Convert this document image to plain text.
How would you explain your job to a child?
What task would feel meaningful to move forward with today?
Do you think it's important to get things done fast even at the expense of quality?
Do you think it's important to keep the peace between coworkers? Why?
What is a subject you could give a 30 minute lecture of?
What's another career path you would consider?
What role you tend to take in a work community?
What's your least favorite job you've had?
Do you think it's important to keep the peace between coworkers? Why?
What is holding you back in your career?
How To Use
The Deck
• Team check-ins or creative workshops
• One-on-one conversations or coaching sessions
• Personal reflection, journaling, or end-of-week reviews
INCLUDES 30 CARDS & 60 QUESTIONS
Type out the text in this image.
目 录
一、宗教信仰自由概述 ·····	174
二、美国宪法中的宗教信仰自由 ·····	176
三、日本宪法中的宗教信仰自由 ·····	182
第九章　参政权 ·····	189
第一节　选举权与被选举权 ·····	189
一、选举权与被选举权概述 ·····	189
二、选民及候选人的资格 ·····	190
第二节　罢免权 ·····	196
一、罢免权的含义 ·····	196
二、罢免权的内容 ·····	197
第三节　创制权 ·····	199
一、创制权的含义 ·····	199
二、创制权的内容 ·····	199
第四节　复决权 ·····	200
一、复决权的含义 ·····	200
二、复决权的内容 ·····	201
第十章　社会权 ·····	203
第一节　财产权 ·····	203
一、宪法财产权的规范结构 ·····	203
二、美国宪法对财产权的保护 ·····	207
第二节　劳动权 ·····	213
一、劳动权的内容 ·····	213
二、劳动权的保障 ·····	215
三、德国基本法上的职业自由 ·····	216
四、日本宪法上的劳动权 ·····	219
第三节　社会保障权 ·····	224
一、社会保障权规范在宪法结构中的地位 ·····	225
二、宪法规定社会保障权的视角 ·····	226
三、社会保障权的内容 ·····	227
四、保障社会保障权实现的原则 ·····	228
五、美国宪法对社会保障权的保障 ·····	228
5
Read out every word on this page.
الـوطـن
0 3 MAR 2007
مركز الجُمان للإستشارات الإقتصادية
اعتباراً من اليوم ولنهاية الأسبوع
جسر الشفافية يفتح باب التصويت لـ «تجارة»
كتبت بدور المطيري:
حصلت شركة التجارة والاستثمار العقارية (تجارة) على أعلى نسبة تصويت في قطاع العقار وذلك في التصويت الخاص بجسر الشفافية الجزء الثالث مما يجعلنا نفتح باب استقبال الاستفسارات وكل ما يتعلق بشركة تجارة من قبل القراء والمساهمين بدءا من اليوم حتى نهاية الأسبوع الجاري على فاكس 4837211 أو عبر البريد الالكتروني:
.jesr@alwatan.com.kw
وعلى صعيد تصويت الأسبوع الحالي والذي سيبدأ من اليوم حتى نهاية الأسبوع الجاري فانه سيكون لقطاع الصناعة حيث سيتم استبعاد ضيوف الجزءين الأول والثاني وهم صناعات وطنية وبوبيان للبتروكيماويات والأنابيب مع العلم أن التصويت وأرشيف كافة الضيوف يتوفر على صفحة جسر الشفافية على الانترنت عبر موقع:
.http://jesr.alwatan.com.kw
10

☆ ☆ ☆ ☆ ☆

### Task requirements
Go through the records and copy each line with "اليوم" in it.

### Result of the exercise
اعتباراً من اليوم ولنهاية الأسبوع
حصلت شركة التجارة والاستثمار العقارية (تجارة) على أعلى نسبة تصويت في قطاع العقار وذلك في التصويت الخاص بجسر الشفافية الجزء الثالث مما يجعلنا نفتح باب استقبال الاستفسارات وكل ما يتعلق بشركة تجارة من قبل القراء والمساهمين بدءا من اليوم حتى نهاية الأسبوع الجاري على فاكس 4837211 أو عبر البريد الالكتروني:
وعلى صعيد تصويت الأسبوع الحالي والذي سيبدأ من اليوم حتى نهاية الأسبوع الجاري فانه سيكون لقطاع الصناعة حيث سيتم استبعاد ضيوف الجزءين الأول والثاني وهم صناعات وطنية وبوبيان للبتروكيماويات والأنابيب مع العلم أن التصويت وأرشيف كافة الضيوف يتوفر على صفحة جسر الشفافية على الانترنت عبر موقع:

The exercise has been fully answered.